▸ Record list
- - -

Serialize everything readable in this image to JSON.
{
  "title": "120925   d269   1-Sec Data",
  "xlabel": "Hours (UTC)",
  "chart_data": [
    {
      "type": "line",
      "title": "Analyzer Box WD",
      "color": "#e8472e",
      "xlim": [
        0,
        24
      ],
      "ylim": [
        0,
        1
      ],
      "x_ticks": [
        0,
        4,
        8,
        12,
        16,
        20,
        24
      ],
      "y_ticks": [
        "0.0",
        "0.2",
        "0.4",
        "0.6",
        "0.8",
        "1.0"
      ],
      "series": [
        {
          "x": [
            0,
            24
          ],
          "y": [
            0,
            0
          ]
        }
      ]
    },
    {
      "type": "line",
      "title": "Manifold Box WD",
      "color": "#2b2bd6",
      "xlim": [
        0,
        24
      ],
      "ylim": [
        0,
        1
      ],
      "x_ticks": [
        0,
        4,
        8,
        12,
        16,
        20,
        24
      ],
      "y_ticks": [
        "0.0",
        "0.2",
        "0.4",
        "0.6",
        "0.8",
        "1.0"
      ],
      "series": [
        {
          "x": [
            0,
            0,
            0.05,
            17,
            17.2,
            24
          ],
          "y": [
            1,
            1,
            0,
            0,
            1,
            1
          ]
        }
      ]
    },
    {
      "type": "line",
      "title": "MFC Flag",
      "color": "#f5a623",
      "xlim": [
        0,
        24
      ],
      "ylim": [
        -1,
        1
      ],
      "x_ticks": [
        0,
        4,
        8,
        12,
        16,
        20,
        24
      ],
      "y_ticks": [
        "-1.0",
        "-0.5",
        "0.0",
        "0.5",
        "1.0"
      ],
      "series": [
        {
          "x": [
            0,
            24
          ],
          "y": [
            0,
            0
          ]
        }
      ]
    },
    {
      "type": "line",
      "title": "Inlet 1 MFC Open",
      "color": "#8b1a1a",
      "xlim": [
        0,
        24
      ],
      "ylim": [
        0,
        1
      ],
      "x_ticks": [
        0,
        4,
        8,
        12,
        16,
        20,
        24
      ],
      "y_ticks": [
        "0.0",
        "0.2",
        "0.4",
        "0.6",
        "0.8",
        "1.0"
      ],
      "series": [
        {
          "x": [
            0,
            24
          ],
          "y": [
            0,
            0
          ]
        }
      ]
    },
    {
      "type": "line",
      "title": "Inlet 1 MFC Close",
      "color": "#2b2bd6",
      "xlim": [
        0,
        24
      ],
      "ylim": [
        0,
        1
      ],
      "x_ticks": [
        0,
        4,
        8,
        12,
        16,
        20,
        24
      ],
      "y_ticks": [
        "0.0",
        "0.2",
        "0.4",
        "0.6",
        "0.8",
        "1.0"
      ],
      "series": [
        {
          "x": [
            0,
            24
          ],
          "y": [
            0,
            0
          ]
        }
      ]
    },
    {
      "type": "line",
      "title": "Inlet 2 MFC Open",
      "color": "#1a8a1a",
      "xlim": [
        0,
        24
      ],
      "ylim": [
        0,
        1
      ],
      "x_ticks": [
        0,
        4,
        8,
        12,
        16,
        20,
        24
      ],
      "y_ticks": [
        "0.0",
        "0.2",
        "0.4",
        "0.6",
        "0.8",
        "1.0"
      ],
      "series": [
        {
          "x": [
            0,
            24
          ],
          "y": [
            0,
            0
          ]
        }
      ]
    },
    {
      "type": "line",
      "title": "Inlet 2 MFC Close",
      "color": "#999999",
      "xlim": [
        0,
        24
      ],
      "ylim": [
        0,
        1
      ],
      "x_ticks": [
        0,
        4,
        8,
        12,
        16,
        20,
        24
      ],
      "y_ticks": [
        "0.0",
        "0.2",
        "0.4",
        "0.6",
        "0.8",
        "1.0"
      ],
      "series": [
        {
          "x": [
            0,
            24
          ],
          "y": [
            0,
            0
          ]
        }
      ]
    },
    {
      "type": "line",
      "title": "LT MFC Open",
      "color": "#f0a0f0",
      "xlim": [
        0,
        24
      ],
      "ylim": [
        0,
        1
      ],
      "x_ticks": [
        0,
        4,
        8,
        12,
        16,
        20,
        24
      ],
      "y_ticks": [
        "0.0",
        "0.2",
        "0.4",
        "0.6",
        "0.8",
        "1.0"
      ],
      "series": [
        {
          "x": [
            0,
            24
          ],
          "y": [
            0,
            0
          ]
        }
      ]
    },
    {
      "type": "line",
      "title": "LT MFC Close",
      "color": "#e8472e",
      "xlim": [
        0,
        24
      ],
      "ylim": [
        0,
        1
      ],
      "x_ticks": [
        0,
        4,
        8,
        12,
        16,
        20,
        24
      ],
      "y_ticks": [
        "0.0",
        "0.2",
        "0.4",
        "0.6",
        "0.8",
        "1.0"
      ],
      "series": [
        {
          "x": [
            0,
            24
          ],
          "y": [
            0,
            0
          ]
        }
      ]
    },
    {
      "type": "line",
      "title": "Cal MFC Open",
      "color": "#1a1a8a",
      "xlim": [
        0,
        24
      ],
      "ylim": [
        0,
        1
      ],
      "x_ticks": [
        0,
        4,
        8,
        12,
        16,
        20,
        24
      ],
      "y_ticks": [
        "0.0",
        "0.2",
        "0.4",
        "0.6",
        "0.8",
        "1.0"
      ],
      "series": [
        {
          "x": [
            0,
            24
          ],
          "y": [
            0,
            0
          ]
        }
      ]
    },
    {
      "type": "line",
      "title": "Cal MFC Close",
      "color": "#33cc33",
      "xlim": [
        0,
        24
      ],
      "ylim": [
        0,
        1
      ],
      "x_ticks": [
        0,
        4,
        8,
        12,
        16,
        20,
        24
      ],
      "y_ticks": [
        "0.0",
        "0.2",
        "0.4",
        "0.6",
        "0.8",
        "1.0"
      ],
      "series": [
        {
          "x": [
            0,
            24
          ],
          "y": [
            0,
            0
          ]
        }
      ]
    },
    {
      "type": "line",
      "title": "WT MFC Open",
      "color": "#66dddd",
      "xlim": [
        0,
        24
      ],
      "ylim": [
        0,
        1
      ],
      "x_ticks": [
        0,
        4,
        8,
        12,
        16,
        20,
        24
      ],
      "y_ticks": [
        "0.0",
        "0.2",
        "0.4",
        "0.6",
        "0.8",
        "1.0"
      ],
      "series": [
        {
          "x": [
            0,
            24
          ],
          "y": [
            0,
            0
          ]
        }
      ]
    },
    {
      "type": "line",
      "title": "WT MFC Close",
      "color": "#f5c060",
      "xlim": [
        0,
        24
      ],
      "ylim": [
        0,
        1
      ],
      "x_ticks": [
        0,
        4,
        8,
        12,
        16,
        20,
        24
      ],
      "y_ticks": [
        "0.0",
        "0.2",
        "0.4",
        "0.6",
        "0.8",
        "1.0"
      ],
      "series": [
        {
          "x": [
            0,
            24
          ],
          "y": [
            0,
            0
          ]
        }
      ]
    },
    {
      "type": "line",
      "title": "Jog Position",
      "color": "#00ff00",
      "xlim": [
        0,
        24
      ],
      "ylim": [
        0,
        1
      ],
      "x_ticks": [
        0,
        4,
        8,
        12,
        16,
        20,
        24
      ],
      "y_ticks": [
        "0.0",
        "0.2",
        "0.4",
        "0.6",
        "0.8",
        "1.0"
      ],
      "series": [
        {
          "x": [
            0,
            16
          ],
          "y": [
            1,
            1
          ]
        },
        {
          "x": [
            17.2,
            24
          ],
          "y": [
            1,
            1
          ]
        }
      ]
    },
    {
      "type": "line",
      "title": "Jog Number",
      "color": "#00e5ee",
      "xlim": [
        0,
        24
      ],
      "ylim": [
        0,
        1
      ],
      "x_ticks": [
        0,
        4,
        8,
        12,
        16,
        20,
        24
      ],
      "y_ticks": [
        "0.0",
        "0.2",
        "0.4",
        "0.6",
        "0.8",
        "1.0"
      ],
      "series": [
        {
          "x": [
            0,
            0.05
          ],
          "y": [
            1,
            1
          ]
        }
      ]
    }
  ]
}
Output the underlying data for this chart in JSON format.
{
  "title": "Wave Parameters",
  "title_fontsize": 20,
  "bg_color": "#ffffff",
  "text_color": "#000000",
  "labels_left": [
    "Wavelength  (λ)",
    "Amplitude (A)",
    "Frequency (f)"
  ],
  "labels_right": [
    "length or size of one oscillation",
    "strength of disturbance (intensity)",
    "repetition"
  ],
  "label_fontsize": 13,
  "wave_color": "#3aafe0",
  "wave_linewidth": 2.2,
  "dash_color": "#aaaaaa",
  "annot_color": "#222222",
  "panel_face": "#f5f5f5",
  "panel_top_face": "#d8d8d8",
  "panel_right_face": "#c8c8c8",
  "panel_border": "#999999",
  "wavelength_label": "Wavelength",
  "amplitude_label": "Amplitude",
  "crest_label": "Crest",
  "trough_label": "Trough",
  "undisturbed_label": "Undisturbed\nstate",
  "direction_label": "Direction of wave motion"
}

- - -

▸ Given exercise
Each line that holds the word "this" is to be copied.

▸ Correct result
Serialize everything readable in this image to JSON.
Output the underlying data for this chart in JSON format.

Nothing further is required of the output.